-- What is being asked --
Convert the lines starting at the one containing "Text: 1: 1 <box>209 100 216 110</box>" and ending at the one containing "Text: 27% ↑" into a Markdown table with the columns No. and Line. Give each line a number and leave out blank lines.

-- Extracted material --

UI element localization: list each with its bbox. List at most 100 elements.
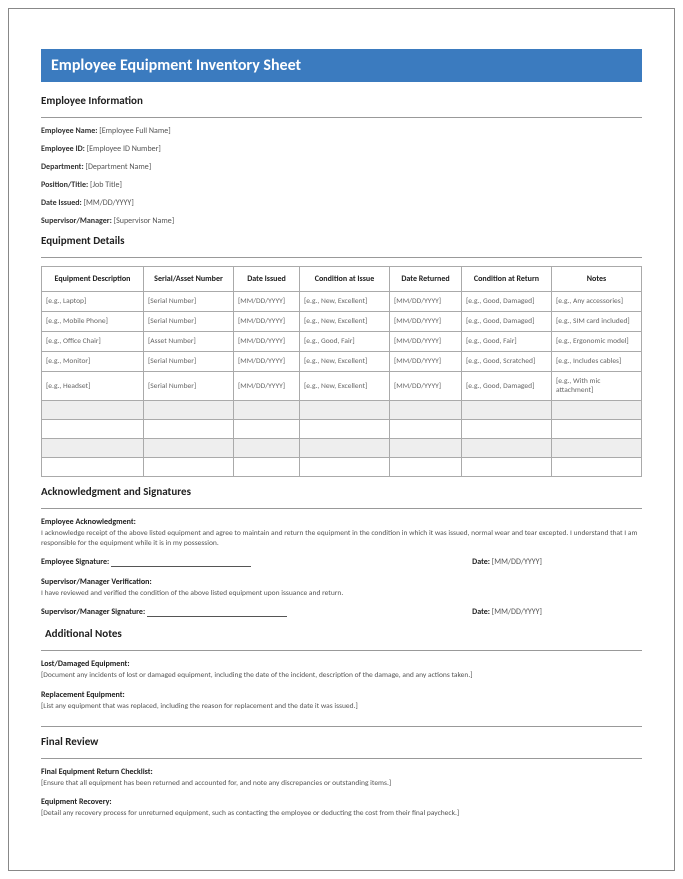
- table-cell: [552, 458, 642, 477]
- table-cell: [552, 420, 642, 439]
- table-cell: [MM/DD/YYYY]: [390, 352, 462, 372]
- divider: [41, 726, 642, 727]
- table-cell: [e.g., Monitor]: [42, 352, 144, 372]
- table-cell: [390, 439, 462, 458]
- info-row: Supervisor/Manager: [Supervisor Name]: [41, 216, 642, 226]
- info-label: Position/Title:: [41, 180, 90, 190]
- table-cell: [Serial Number]: [144, 372, 234, 401]
- table-cell: [234, 458, 300, 477]
- table-cell: [MM/DD/YYYY]: [390, 372, 462, 401]
- date-value: [MM/DD/YYYY]: [492, 557, 542, 567]
- table-row: [e.g., Office Chair][Asset Number][MM/DD…: [42, 332, 642, 352]
- table-row: [e.g., Monitor][Serial Number][MM/DD/YYY…: [42, 352, 642, 372]
- table-cell: [234, 401, 300, 420]
- info-value: [Supervisor Name]: [114, 216, 175, 226]
- table-cell: [e.g., New, Excellent]: [300, 292, 390, 312]
- table-cell: [e.g., SIM card included]: [552, 312, 642, 332]
- table-cell: [462, 401, 552, 420]
- table-row: [42, 420, 642, 439]
- replace-label: Replacement Equipment:: [41, 690, 642, 700]
- table-cell: [42, 401, 144, 420]
- supervisor-signature-label: Supervisor/Manager Signature:: [41, 607, 145, 617]
- table-header-cell: Date Returned: [390, 267, 462, 292]
- checklist-label: Final Equipment Return Checklist:: [41, 767, 642, 777]
- info-label: Date Issued:: [41, 198, 84, 208]
- table-cell: [Asset Number]: [144, 332, 234, 352]
- document-page: Employee Equipment Inventory Sheet Emplo…: [8, 8, 675, 871]
- info-label: Employee ID:: [41, 144, 87, 154]
- table-row: [42, 439, 642, 458]
- table-row: [42, 401, 642, 420]
- table-row: [42, 458, 642, 477]
- table-cell: [e.g., Good, Fair]: [300, 332, 390, 352]
- date-value: [MM/DD/YYYY]: [492, 607, 542, 617]
- divider: [41, 117, 642, 118]
- info-label: Supervisor/Manager:: [41, 216, 114, 226]
- emp-ack-text: I acknowledge receipt of the above liste…: [41, 529, 642, 549]
- info-value: [Department Name]: [85, 162, 151, 172]
- table-header-cell: Date Issued: [234, 267, 300, 292]
- supervisor-signature-row: Supervisor/Manager Signature: Date: [MM/…: [41, 607, 642, 617]
- info-row: Employee Name: [Employee Full Name]: [41, 126, 642, 136]
- table-header-cell: Equipment Description: [42, 267, 144, 292]
- info-value: [Employee ID Number]: [87, 144, 161, 154]
- lost-text: [Document any incidents of lost or damag…: [41, 671, 642, 681]
- table-cell: [e.g., Ergonomic model]: [552, 332, 642, 352]
- info-row: Position/Title: [Job Title]: [41, 180, 642, 190]
- table-cell: [MM/DD/YYYY]: [390, 312, 462, 332]
- checklist-text: [Ensure that all equipment has been retu…: [41, 779, 642, 789]
- table-cell: [MM/DD/YYYY]: [234, 372, 300, 401]
- supervisor-verification-label: Supervisor/Manager Verification:: [41, 577, 642, 587]
- emp-ack-label: Employee Acknowledgment:: [41, 517, 642, 527]
- supervisor-verification-text: I have reviewed and verified the conditi…: [41, 589, 642, 599]
- notes-heading: Additional Notes: [45, 627, 642, 640]
- table-cell: [e.g., Headset]: [42, 372, 144, 401]
- table-cell: [e.g., New, Excellent]: [300, 312, 390, 332]
- table-cell: [462, 458, 552, 477]
- table-cell: [e.g., Mobile Phone]: [42, 312, 144, 332]
- table-cell: [390, 401, 462, 420]
- recovery-label: Equipment Recovery:: [41, 797, 642, 807]
- table-cell: [144, 439, 234, 458]
- table-cell: [144, 458, 234, 477]
- document-title: Employee Equipment Inventory Sheet: [41, 49, 642, 82]
- table-cell: [e.g., New, Excellent]: [300, 372, 390, 401]
- table-cell: [MM/DD/YYYY]: [234, 332, 300, 352]
- divider: [41, 257, 642, 258]
- supervisor-signature-line[interactable]: [147, 607, 287, 617]
- table-cell: [MM/DD/YYYY]: [234, 352, 300, 372]
- table-cell: [MM/DD/YYYY]: [390, 332, 462, 352]
- info-value: [Employee Full Name]: [99, 126, 170, 136]
- employee-signature-line[interactable]: [111, 557, 251, 567]
- table-cell: [42, 458, 144, 477]
- table-cell: [234, 420, 300, 439]
- info-row: Employee ID: [Employee ID Number]: [41, 144, 642, 154]
- employee-info-block: Employee Name: [Employee Full Name] Emplo…: [41, 126, 642, 226]
- table-cell: [MM/DD/YYYY]: [390, 292, 462, 312]
- table-cell: [552, 439, 642, 458]
- table-cell: [300, 439, 390, 458]
- table-cell: [MM/DD/YYYY]: [234, 292, 300, 312]
- table-cell: [e.g., Laptop]: [42, 292, 144, 312]
- employee-signature-label: Employee Signature:: [41, 557, 109, 567]
- recovery-text: [Detail any recovery process for unretur…: [41, 809, 642, 819]
- table-cell: [42, 420, 144, 439]
- table-cell: [300, 458, 390, 477]
- divider: [41, 758, 642, 759]
- equipment-table: Equipment DescriptionSerial/Asset Number…: [41, 266, 642, 477]
- divider: [41, 508, 642, 509]
- table-cell: [MM/DD/YYYY]: [234, 312, 300, 332]
- table-cell: [e.g., Includes cables]: [552, 352, 642, 372]
- info-label: Department:: [41, 162, 85, 172]
- divider: [41, 650, 642, 651]
- info-value: [MM/DD/YYYY]: [84, 198, 134, 208]
- table-cell: [462, 439, 552, 458]
- equipment-heading: Equipment Details: [41, 234, 642, 247]
- table-cell: [42, 439, 144, 458]
- date-label: Date:: [472, 607, 490, 617]
- table-header-cell: Notes: [552, 267, 642, 292]
- table-row: [e.g., Mobile Phone][Serial Number][MM/D…: [42, 312, 642, 332]
- table-cell: [e.g., Good, Damaged]: [462, 312, 552, 332]
- info-row: Date Issued: [MM/DD/YYYY]: [41, 198, 642, 208]
- table-cell: [e.g., Good, Damaged]: [462, 372, 552, 401]
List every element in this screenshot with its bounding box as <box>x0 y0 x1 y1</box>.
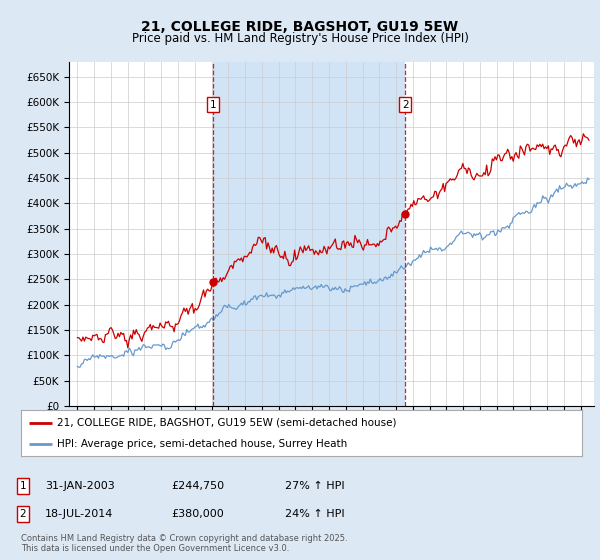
Text: 1: 1 <box>209 100 216 110</box>
Text: 2: 2 <box>19 509 26 519</box>
Text: 21, COLLEGE RIDE, BAGSHOT, GU19 5EW (semi-detached house): 21, COLLEGE RIDE, BAGSHOT, GU19 5EW (sem… <box>58 418 397 428</box>
Text: 2: 2 <box>402 100 409 110</box>
Text: 31-JAN-2003: 31-JAN-2003 <box>45 481 115 491</box>
Text: 18-JUL-2014: 18-JUL-2014 <box>45 509 113 519</box>
Text: Contains HM Land Registry data © Crown copyright and database right 2025.
This d: Contains HM Land Registry data © Crown c… <box>21 534 347 553</box>
Text: 21, COLLEGE RIDE, BAGSHOT, GU19 5EW: 21, COLLEGE RIDE, BAGSHOT, GU19 5EW <box>142 20 458 34</box>
Text: 24% ↑ HPI: 24% ↑ HPI <box>285 509 344 519</box>
Bar <box>213 62 405 406</box>
Text: 27% ↑ HPI: 27% ↑ HPI <box>285 481 344 491</box>
Text: Price paid vs. HM Land Registry's House Price Index (HPI): Price paid vs. HM Land Registry's House … <box>131 32 469 45</box>
Text: HPI: Average price, semi-detached house, Surrey Heath: HPI: Average price, semi-detached house,… <box>58 439 348 449</box>
Text: £244,750: £244,750 <box>171 481 224 491</box>
Text: 1: 1 <box>19 481 26 491</box>
Text: £380,000: £380,000 <box>171 509 224 519</box>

-- Solution to this exercise --
| No. | Line |
|---|---|
| 1 | Text: 1: 1 <box>209 100 216 110</box> |
| 2 | Text: 2: 2 <box>19 509 26 519</box> |
| 3 | Text: 21, COLLEGE RIDE, BAGSHOT, GU19 5EW (semi-detached house): 21, COLLEGE RIDE, BAGSHOT, GU19 5EW (sem… <box>58 418 397 428</box> |
| 4 | Text: 2: 2 <box>402 100 409 110</box> |
| 5 | Text: 31-JAN-2003: 31-JAN-2003 <box>45 481 115 491</box> |
| 6 | Text: 18-JUL-2014: 18-JUL-2014 <box>45 509 113 519</box> |
| 7 | Text: Contains HM Land Registry data © Crown copyright and database right 2025. |
| 8 | This d: Contains HM Land Registry data © Crown c… <box>21 534 347 553</box> |
| 9 | Text: 21, COLLEGE RIDE, BAGSHOT, GU19 5EW: 21, COLLEGE RIDE, BAGSHOT, GU19 5EW <box>142 20 458 34</box> |
| 10 | Text: 24% ↑ HPI: 24% ↑ HPI <box>285 509 344 519</box> |
| 11 | Bar <box>213 62 405 406</box> |
| 12 | Text: 27% ↑ HPI: 27% ↑ HPI <box>285 481 344 491</box> |